Tantra in Ancient Times

  • Tantra in Archaic India
  • Indus Valley Culture
  • Mystery of the Seals
  • Shiva "Lord of Beasts"
  • Mohenjodaro Dancing Girls
  • Tantra Matriarch Figure

    (extracted from "SPIRITUAL SEX: Secrets of Tantra from the Ice Age to the New Millennium," by Nik Douglas, copyright 1996. All rights reserved)

    The majority of India's indigenous tribal people are Dravidian, a linguistic group that includes Tamil, Telegu, Khond and Oraon languages. They are of "Australoid" racial stock, related to the aborigines of Australia who first migrated there from India at least 60,000 years ago. The territory controlled by Dravidian tribes once extended from Southern Iran to Australia. Originally, in the distant archaic past, these people must have migrated out of Africa.

    As in Africa, the culture of ancient India was largely matriarchal. Its people celebrated the spiritual mysteries of birth, the seasons and lunar cycles, renewal, rebirth and transcendence. The diverse dark-skinned Indian aboriginal tribes worshipped spiritual powers associated with fertility, virility and the after-life. They have done so since the dawn of history.

    For thousands of years, India's tribal people used anthropomorphic images or "idols" in their spiritual rites. They used selected herbs, flowers and trees in their rituals and plant-drugs to help induce trance states. Worship was accompanied by mystic phrases, diagrams and gestures, and by sexual acts. Like most tribal people world-wide, they believed in the efficacy of spells, charms and amulets.



    The remains of the ancient Indus Valley culture were "discovered" in the 1920s, following some initial finds towards the end of the 19th century. The brick built city of Harappa, located near the Ravi river in Punjab, Pakistan, was the first site to attract attention, followed by Mohenjodaro and Chanhudaro, further South on the river Indus. The close resemblance between objects from the Indus Valley sites and those from ancient Sumeria, in Southern Iraq, dateable between the third and fourth millennium B.C.E was soon apparent.

    Initially the term "Indo-Sumerian" was used to describe antiquities from the same period in the Indus Valley and Southern Iraq. Since the 1920s numerous other Indus Valley or "Harappan culture" sites have come to light, covering an area of more than 1.3 million square kilometers, larger than any other archaic civilization. Very recently, as a result of analysis of landsat imagery and studies in earth sciences, it has been shown that a now-dried-up greater river system, referred to as the Saraswati, was integrated with the Indus river system in the same period, with numerous archaic settlements scattered along it.

    People of the Harrapan culture, which was well established by the end of the fourth millennium B.C.E. , were expert potters and worked with steatite, ivory and other exotic materials. They used copper, gold, and semi-precious stones and had large ships which they used for trade. Their religion was essentially pagan, "animistic", and included tree and animal worship as well as the use of sexual symbols such as the penis and vulva.

    Harappans used a pictographic language comprising about 370 separate glyphs of which about 135 are frequently occurring basic signs. Their pictographs were read from right to left and had syllabic values. The complete absence of any long documents in Harappan writing suggests that these people generally used perishable materials such as bark, palm-leaves, cotton or leather to write on. Unfortunately no-one has yet been able to satisfactorily decipher the short inscriptions which have survived on seals, engraved copper or on pottery.
• • • •
#### Required task
Update everything from "For thousands of" down to "charms and amulets." in the text on Tantra in ancient times, putting "ceremonies" in place of "rituals".
• • • •
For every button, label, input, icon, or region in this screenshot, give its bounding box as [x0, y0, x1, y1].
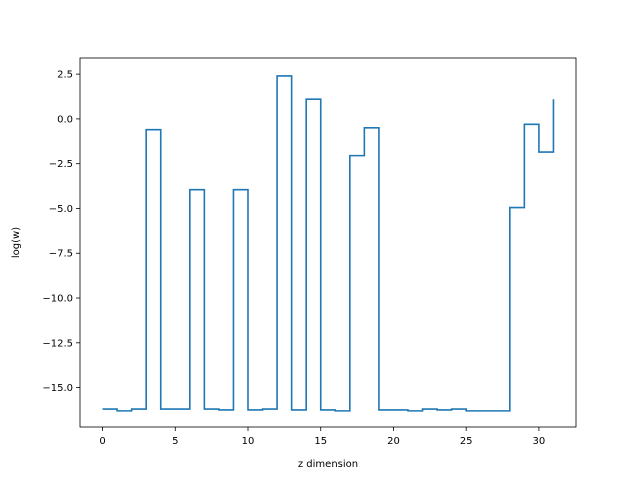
y-tick-label: −12.5: [42, 338, 73, 349]
axes-frame: [79, 57, 577, 428]
y-tick-label: −10.0: [42, 294, 73, 305]
x-tick-label: 5: [172, 436, 178, 447]
y-tick-label: 2.5: [57, 70, 73, 81]
x-axis-ticks: 0 5 10 15 20 25 30: [99, 427, 545, 447]
y-tick-label: −15.0: [42, 383, 73, 394]
y-tick-label: −2.5: [49, 159, 73, 170]
x-tick-label: 15: [314, 436, 327, 447]
x-tick-label: 25: [460, 436, 473, 447]
y-axis-label: log(w): [11, 227, 22, 258]
x-tick-label: 0: [99, 436, 105, 447]
y-tick-label: −7.5: [49, 249, 73, 260]
x-tick-label: 30: [533, 436, 546, 447]
x-axis-label: z dimension: [298, 459, 358, 470]
plot-layer: [102, 75, 555, 412]
x-tick-label: 20: [387, 436, 400, 447]
y-axis-ticks: 2.5 0.0 −2.5 −5.0 −7.5 −10.0 −12.5 −15.0: [42, 70, 80, 394]
x-tick-label: 10: [242, 436, 255, 447]
y-tick-label: −5.0: [49, 204, 73, 215]
y-tick-label: 0.0: [57, 114, 73, 125]
series-line-0: [102, 75, 555, 412]
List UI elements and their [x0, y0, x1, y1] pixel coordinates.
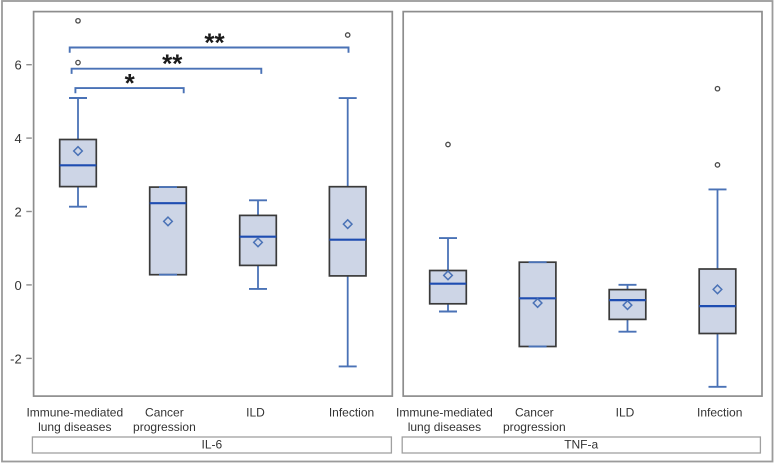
svg-text:Immune-mediated: Immune-mediated	[396, 406, 493, 420]
svg-text:0: 0	[14, 278, 25, 293]
svg-text:Immune-mediated: Immune-mediated	[26, 406, 123, 420]
svg-text:progression: progression	[503, 420, 566, 434]
svg-text:Infection: Infection	[697, 406, 742, 420]
svg-text:2: 2	[14, 204, 25, 219]
svg-text:Infection: Infection	[329, 406, 374, 420]
svg-text:-2: -2	[10, 351, 25, 366]
svg-text:**: **	[204, 27, 225, 57]
svg-text:6: 6	[14, 58, 25, 73]
svg-text:lung diseases: lung diseases	[38, 420, 111, 434]
svg-text:TNF-a: TNF-a	[564, 437, 598, 451]
svg-text:IL-6: IL-6	[202, 437, 223, 451]
svg-text:*: *	[125, 68, 136, 98]
svg-text:ILD: ILD	[616, 406, 635, 420]
svg-text:**: **	[162, 49, 183, 79]
svg-text:progression: progression	[133, 420, 196, 434]
svg-text:Cancer: Cancer	[145, 406, 184, 420]
svg-text:ILD: ILD	[246, 406, 265, 420]
svg-text:4: 4	[14, 131, 25, 146]
svg-text:Cancer: Cancer	[515, 406, 554, 420]
svg-text:lung diseases: lung diseases	[408, 420, 481, 434]
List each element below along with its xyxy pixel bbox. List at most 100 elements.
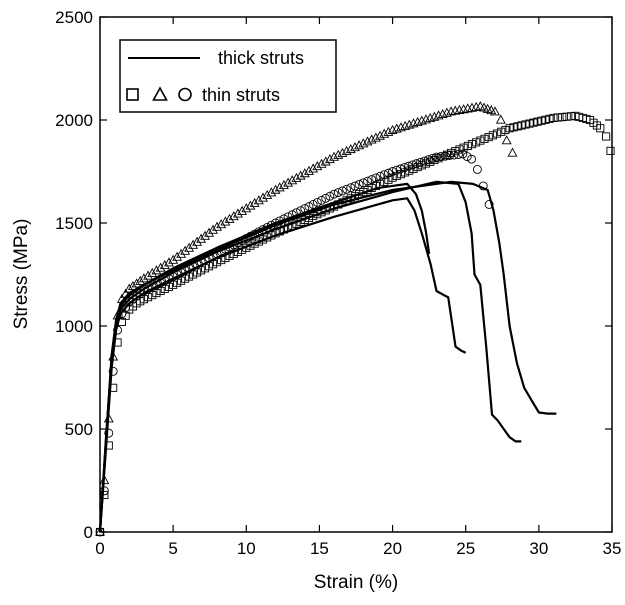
circle-marker bbox=[412, 159, 421, 169]
circle-marker bbox=[445, 151, 455, 160]
square-marker bbox=[148, 291, 157, 300]
circle-marker bbox=[342, 184, 352, 194]
legend-label-thick-struts: thick struts bbox=[218, 48, 304, 68]
thick-strut-curve-3 bbox=[98, 180, 522, 533]
triangle-marker bbox=[108, 351, 119, 361]
square-marker bbox=[309, 212, 318, 221]
circle-marker bbox=[113, 325, 123, 335]
square-marker bbox=[164, 282, 174, 291]
square-marker bbox=[144, 293, 153, 302]
square-marker bbox=[233, 247, 242, 256]
circle-marker bbox=[143, 284, 153, 294]
circle-marker bbox=[164, 274, 174, 284]
triangle-marker bbox=[383, 126, 394, 136]
y-tick-label: 0 bbox=[84, 523, 93, 542]
square-marker bbox=[350, 192, 360, 201]
triangle-marker bbox=[159, 259, 170, 270]
square-marker bbox=[160, 284, 169, 293]
triangle-marker bbox=[333, 149, 344, 159]
square-marker bbox=[100, 490, 109, 499]
circle-marker bbox=[325, 191, 335, 201]
square-marker bbox=[229, 249, 238, 258]
square-marker bbox=[263, 233, 272, 242]
triangle-marker bbox=[337, 147, 348, 157]
circle-marker bbox=[453, 150, 463, 159]
circle-marker bbox=[358, 178, 368, 188]
triangle-marker bbox=[412, 116, 423, 127]
circle-marker bbox=[440, 151, 450, 161]
square-marker bbox=[367, 183, 376, 193]
square-marker bbox=[409, 164, 418, 173]
triangle-marker bbox=[147, 267, 158, 277]
y-tick-label: 1000 bbox=[55, 317, 93, 336]
x-axis-title: Strain (%) bbox=[314, 572, 398, 593]
square-marker bbox=[451, 147, 460, 156]
triangle-marker bbox=[188, 239, 199, 249]
circle-marker bbox=[321, 193, 331, 203]
square-marker bbox=[380, 177, 389, 186]
square-marker bbox=[104, 441, 113, 450]
triangle-marker bbox=[245, 200, 256, 210]
square-marker bbox=[217, 256, 226, 265]
circle-marker bbox=[296, 206, 306, 216]
triangle-marker bbox=[408, 118, 419, 128]
square-marker bbox=[488, 131, 497, 140]
circle-marker bbox=[371, 173, 381, 183]
circle-marker bbox=[337, 186, 347, 196]
triangle-marker bbox=[291, 172, 302, 182]
triangle-marker bbox=[320, 156, 331, 166]
circle-marker bbox=[354, 179, 364, 189]
x-tick-label: 25 bbox=[456, 539, 475, 558]
triangle-marker bbox=[112, 310, 123, 320]
triangle-marker bbox=[270, 184, 281, 194]
triangle-marker bbox=[349, 142, 360, 152]
circle-marker bbox=[266, 220, 276, 230]
circle-marker bbox=[271, 218, 280, 228]
triangle-marker bbox=[212, 221, 222, 231]
circle-marker bbox=[258, 225, 268, 235]
square-marker bbox=[558, 113, 567, 122]
square-marker bbox=[271, 229, 280, 238]
square-marker bbox=[258, 235, 268, 244]
square-marker bbox=[246, 241, 255, 250]
circle-marker bbox=[216, 247, 226, 257]
circle-marker bbox=[241, 233, 251, 243]
square-marker bbox=[342, 196, 351, 205]
circle-marker bbox=[404, 161, 413, 171]
square-marker bbox=[467, 140, 477, 149]
y-axis-title: Stress (MPa) bbox=[11, 219, 32, 330]
triangle-marker bbox=[299, 168, 310, 178]
square-marker bbox=[296, 217, 305, 226]
triangle-marker bbox=[316, 158, 327, 168]
x-tick-label: 10 bbox=[237, 539, 256, 558]
y-tick-label: 500 bbox=[65, 420, 93, 439]
circle-marker bbox=[254, 227, 264, 237]
square-marker bbox=[275, 227, 284, 236]
square-marker bbox=[279, 225, 288, 234]
triangle-marker bbox=[151, 265, 162, 275]
triangle-marker bbox=[391, 123, 402, 133]
triangle-marker bbox=[308, 163, 319, 173]
circle-marker bbox=[478, 181, 488, 191]
x-tick-label: 30 bbox=[529, 539, 548, 558]
square-marker bbox=[363, 185, 372, 195]
triangle-marker bbox=[176, 248, 187, 258]
triangle-marker bbox=[490, 106, 500, 116]
triangle-marker bbox=[138, 273, 149, 283]
triangle-marker bbox=[228, 211, 239, 221]
triangle-marker bbox=[127, 280, 138, 290]
square-marker bbox=[359, 188, 368, 197]
triangle-marker bbox=[345, 143, 356, 154]
triangle-marker bbox=[204, 227, 215, 237]
triangle-marker bbox=[375, 130, 385, 140]
triangle-marker bbox=[495, 114, 506, 124]
data-layer bbox=[95, 101, 615, 537]
circle-marker bbox=[312, 197, 322, 207]
circle-marker bbox=[233, 238, 243, 248]
triangle-marker bbox=[437, 108, 448, 119]
circle-marker bbox=[458, 149, 468, 159]
triangle-marker bbox=[387, 124, 398, 134]
square-marker bbox=[321, 206, 330, 215]
x-tick-label: 20 bbox=[383, 539, 402, 558]
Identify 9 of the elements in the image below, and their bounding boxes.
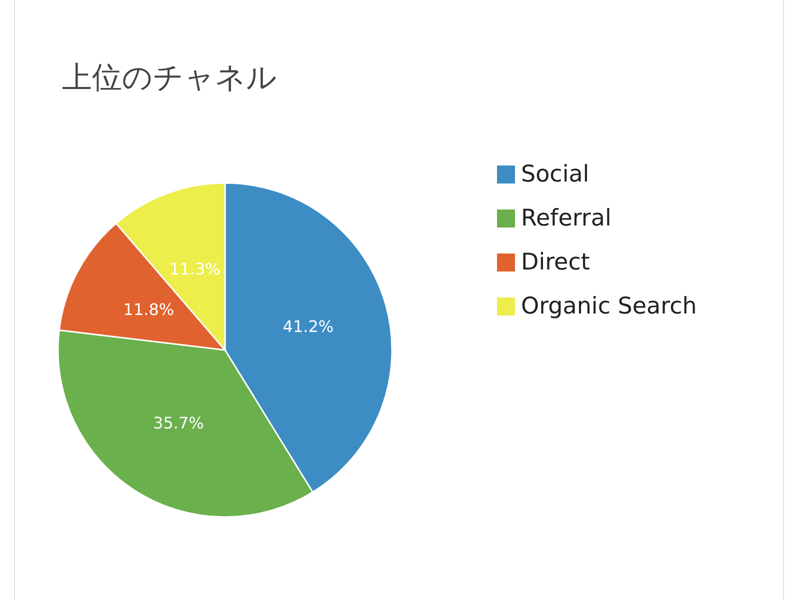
chart-title: 上位のチャネル: [62, 60, 277, 96]
legend-label: Direct: [521, 250, 590, 276]
data-label: 41.2%: [282, 316, 334, 336]
legend-label: Organic Search: [521, 294, 697, 320]
legend-label: Social: [521, 162, 590, 188]
data-label: 11.8%: [123, 300, 174, 319]
legend-label: Referral: [521, 206, 612, 232]
data-label: 35.7%: [153, 413, 204, 432]
data-label: 11.3%: [170, 259, 220, 278]
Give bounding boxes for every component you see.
• • • •
#### The reply
For thousands of years, India's tribal people used anthropomorphic images or "idols" in their spiritual rites. They used selected herbs, flowers and trees in their ceremonies and plant-drugs to help induce trance states. Worship was accompanied by mystic phrases, diagrams and gestures, and by sexual acts. Like most tribal people world-wide, they believed in the efficacy of spells, charms and amulets.